* **Lesetext**:
════════════════════

Treiber und Barrieren für den Konsum von Fleischalternativen
Trotz der Fortschritte in der Entwicklung und Optimierung von Fleischalternativen betrug der Konsum von Fleisch(-produkten) in Deutschland im Jahr 2023 noch ca. 53 kg pro Person (Bundesanstalt für Landwirtschaft und Ernährung, 2025). Gleichzeitig steigt das Interesse an pflanzlichen, aber auch an neuartigen Fleischalternativen stetig an.
Pflanzliche Fleischalternativen
2023 wurden im Vergleich zum Vorjahr 17 % mehr pflanzliche Fleischalternativen produziert (Statistisches Bundesamt, 2024). Auch der Konsum pflanzlicher Alternativen ist in den vergangenen Jahren angestiegen, was sowohl auf personen- als auch produktbezogene Faktoren zurückzuführen ist. Persönliche Motive bei der Lebensmittelauswahl wie die Natürlichkeit der Produkte und das Wohlergehen der Tiere sowie Umwelt haben einen positiven Einfluss auf den Konsum pflanzlicher Alternativen (Hoek et al., 2011; Michel et al., 2021). Außerdem fördert die Vertrautheit mit pflanzlichen Fleischersatzprodukten den Konsum. Hinzukommend spielt das soziale Umfeld eine Rolle: Ist der/die Partner:in positiv gegenüber Fleischalternativen eingestellt, trägt dies zu einem höheren Konsum bei (Hoek et al., 2011).
Die Wahrnehmung von pflanzlichen Fleischalternativen kann sich wiederum negativ auf den Konsum auswirken. Viele bewerten sie im Vergleich zu konventionellem Fleisch als weniger lecker, künstlich, unnötig, langweilig oder teurer. Dazu kommt, dass Fleischalternativen teilweise ungewohnte – als ekelig empfundene – Texturen oder Geschmäcker haben (Hoek et al., 2011; Michel et al., 2021). Neben diesem Ekel hemmt auch eine allgemeine Angst vor neuartigen Lebensmitteln (engl. Food Neophobia) die Konsumbereitschaft von pflanzlichen Fleischalternativen (Hoek et al., 2011; Tabelle 1).
Insekten
Insgesamt könnte sich 13 % der Bevölkerung in Deutschland vorstellen, Insekten zu essen (Statista, 2024), während 42 % bereit wären, einen insektenbasierten Burger zu konsumieren (Kröger et al., 2022). Für den Verzehr von Insekten spielen Kenntnisse über die Umweltvorteile und den Nährstoffgehalt eine treibende Rolle (Kröger et al., 2022).

════════════════════

* **Bereitgestellte Datensätze**:
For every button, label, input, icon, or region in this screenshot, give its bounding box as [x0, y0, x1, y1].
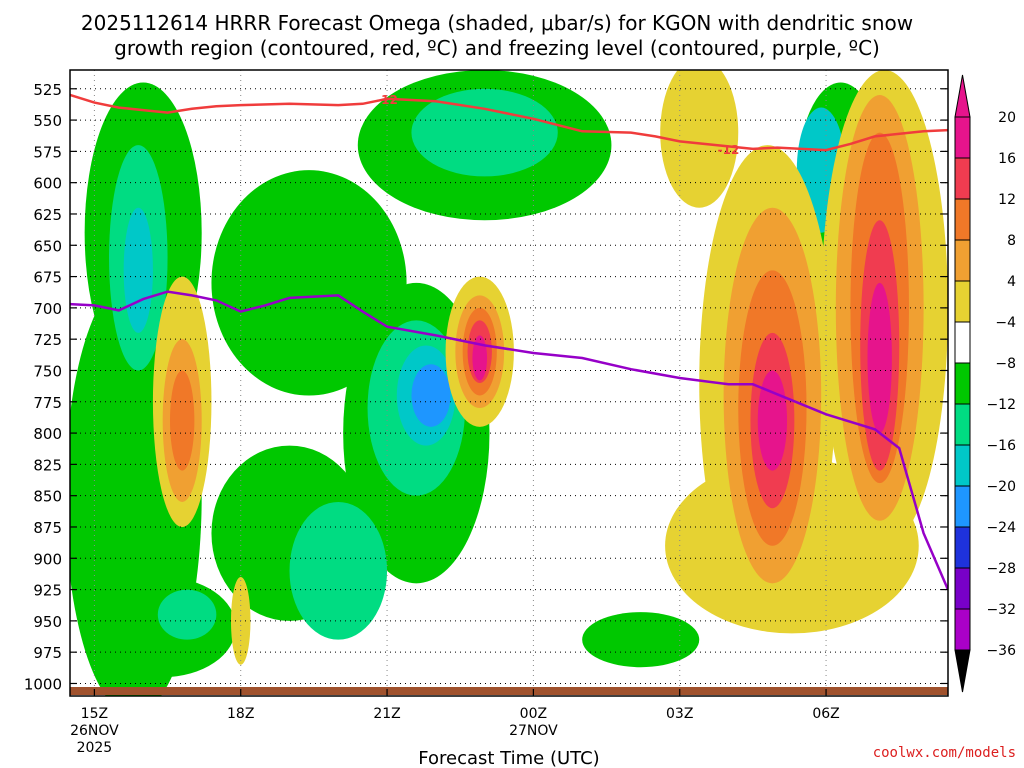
omega-region-12 — [411, 88, 558, 177]
y-axis: 525 550 575 600 625 650 675 700 725 750 775 800 825 8… — [24, 81, 948, 693]
colorbar-band-7 — [954, 403, 971, 446]
x-tick-label-0-1: 26NOV — [70, 723, 119, 739]
colorbar-band-8 — [954, 444, 971, 487]
y-tick-label-7: 700 — [33, 300, 62, 318]
colorbar-top-arrow — [954, 74, 971, 118]
colorbar-band-12 — [954, 608, 971, 651]
colorbar-label-11: −28 — [986, 561, 1016, 577]
colorbar-band-10 — [954, 526, 971, 569]
credit-text: coolwx.com/models — [873, 745, 1016, 761]
title-line-2: growth region (contoured, red, ºC) and f… — [114, 36, 880, 60]
colorbar-band-2 — [954, 198, 971, 241]
y-tick-label-2: 575 — [33, 143, 62, 161]
colorbar-label-8: −16 — [986, 438, 1016, 454]
plot-frame — [69, 69, 949, 697]
colorbar-label-10: −24 — [986, 520, 1016, 536]
dgz-contour-label-0: -12 — [376, 93, 398, 107]
colorbar-label-4: 4 — [1007, 274, 1016, 290]
colorbar-band-3 — [954, 239, 971, 282]
y-tick-label-0: 525 — [33, 81, 62, 99]
colorbar-label-3: 8 — [1007, 233, 1016, 249]
colorbar-band-0 — [954, 116, 971, 159]
y-tick-label-1: 550 — [33, 112, 62, 130]
y-tick-label-14: 875 — [33, 519, 62, 537]
y-tick-label-11: 800 — [33, 425, 62, 443]
colorbar-label-7: −12 — [986, 397, 1016, 413]
colorbar-band-11 — [954, 567, 971, 610]
colorbar-bottom-arrow — [954, 649, 971, 693]
contour-lines: -12 -12 — [70, 93, 948, 591]
x-axis-label: Forecast Time (UTC) — [418, 748, 599, 768]
omega-region-15 — [123, 207, 153, 333]
y-tick-label-15: 900 — [33, 550, 62, 568]
y-tick-label-4: 625 — [33, 206, 62, 224]
x-tick-label-5-0: 06Z — [812, 706, 839, 722]
colorbar-band-4 — [954, 280, 971, 323]
x-tick-label-3-1: 27NOV — [509, 723, 558, 739]
y-tick-label-19: 1000 — [24, 675, 62, 693]
omega-shading — [70, 70, 948, 696]
x-tick-label-0-2: 2025 — [77, 740, 113, 756]
y-tick-label-8: 725 — [33, 331, 62, 349]
y-tick-label-13: 850 — [33, 488, 62, 506]
omega-region-29 — [169, 370, 195, 471]
colorbar: 20 16 12 8 4 −4 −8 −12 −16 −20 −24 −28 −32 −36 — [954, 74, 1016, 693]
chart-title: 2025112614 HRRR Forecast Omega (shaded, … — [81, 11, 913, 60]
omega-region-37 — [757, 370, 788, 471]
y-tick-label-12: 825 — [33, 456, 62, 474]
colorbar-label-9: −20 — [986, 479, 1016, 495]
x-tick-label-2-0: 21Z — [373, 706, 400, 722]
y-tick-label-5: 650 — [33, 237, 62, 255]
omega-region-10 — [289, 501, 388, 640]
omega-region-7 — [582, 612, 700, 668]
colorbar-band-1 — [954, 157, 971, 200]
y-tick-label-10: 775 — [33, 394, 62, 412]
y-tick-label-9: 750 — [33, 362, 62, 380]
colorbar-band-6 — [954, 362, 971, 405]
y-tick-label-6: 675 — [33, 269, 62, 287]
dgz-contour-label-1: -12 — [718, 143, 740, 157]
colorbar-label-0: 20 — [998, 110, 1016, 126]
colorbar-label-2: 12 — [998, 192, 1016, 208]
omega-region-36 — [472, 335, 488, 381]
colorbar-label-5: −4 — [995, 315, 1016, 331]
y-tick-label-3: 600 — [33, 175, 62, 193]
omega-region-13 — [157, 589, 217, 640]
colorbar-label-6: −8 — [995, 356, 1016, 372]
x-tick-label-1-0: 18Z — [227, 706, 254, 722]
x-tick-label-4-0: 03Z — [666, 706, 693, 722]
omega-region-20 — [660, 70, 739, 208]
title-line-1: 2025112614 HRRR Forecast Omega (shaded, … — [81, 11, 913, 35]
x-tick-label-3-0: 00Z — [520, 706, 547, 722]
y-tick-label-18: 975 — [33, 644, 62, 662]
x-tick-label-0-0: 15Z — [81, 706, 108, 722]
ground-strip — [70, 687, 948, 695]
colorbar-label-13: −36 — [986, 643, 1016, 659]
colorbar-label-1: 16 — [998, 151, 1016, 167]
omega-region-38 — [867, 282, 892, 434]
freezing-level-contour — [70, 290, 948, 591]
dgz-contour-minus12 — [70, 93, 948, 152]
colorbar-band-5 — [954, 321, 971, 364]
y-tick-label-17: 950 — [33, 613, 62, 631]
y-tick-label-16: 925 — [33, 582, 62, 600]
omega-region-17 — [411, 364, 451, 427]
colorbar-band-9 — [954, 485, 971, 528]
colorbar-label-12: −32 — [986, 602, 1016, 618]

════════════════════

* **Aufgabe**:
Wie lautet der Abschnitt des Textes über Fleischalternativen zwischen "Treiber und Barrieren" und "Fleischalternativen stetig an.", beide einschließlich, wenn du darin "stetig" durch "kontinuierlich" ersetzt? Die Datensätze stammen aus einer anderen Quelle.

* **Gelöste Aufgabe**:
Treiber und Barrieren für den Konsum von Fleischalternativen
Trotz der Fortschritte in der Entwicklung und Optimierung von Fleischalternativen betrug der Konsum von Fleisch(-produkten) in Deutschland im Jahr 2023 noch ca. 53 kg pro Person (Bundesanstalt für Landwirtschaft und Ernährung, 2025). Gleichzeitig steigt das Interesse an pflanzlichen, aber auch an neuartigen Fleischalternativen kontinuierlich an.